PROVIDED MATERIAL start

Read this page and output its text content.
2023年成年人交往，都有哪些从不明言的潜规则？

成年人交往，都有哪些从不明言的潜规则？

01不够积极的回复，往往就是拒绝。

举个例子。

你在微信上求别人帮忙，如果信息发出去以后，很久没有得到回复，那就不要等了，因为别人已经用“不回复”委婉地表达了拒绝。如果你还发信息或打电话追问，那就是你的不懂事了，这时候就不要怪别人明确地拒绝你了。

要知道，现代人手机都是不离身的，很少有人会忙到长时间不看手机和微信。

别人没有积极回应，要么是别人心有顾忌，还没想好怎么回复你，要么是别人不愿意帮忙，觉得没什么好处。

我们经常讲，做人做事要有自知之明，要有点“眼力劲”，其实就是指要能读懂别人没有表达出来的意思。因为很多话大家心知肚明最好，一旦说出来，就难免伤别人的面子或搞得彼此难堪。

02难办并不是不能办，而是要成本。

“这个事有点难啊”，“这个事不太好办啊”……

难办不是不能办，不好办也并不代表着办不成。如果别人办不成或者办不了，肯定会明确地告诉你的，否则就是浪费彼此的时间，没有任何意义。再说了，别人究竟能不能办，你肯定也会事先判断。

PROVIDED MATERIAL end

**EXERCISE DETAILS**
Copy out every line from the records that has the word "都有哪些从不明言的潜规则".

**WORKED SOLUTION**
2023年成年人交往，都有哪些从不明言的潜规则？
成年人交往，都有哪些从不明言的潜规则？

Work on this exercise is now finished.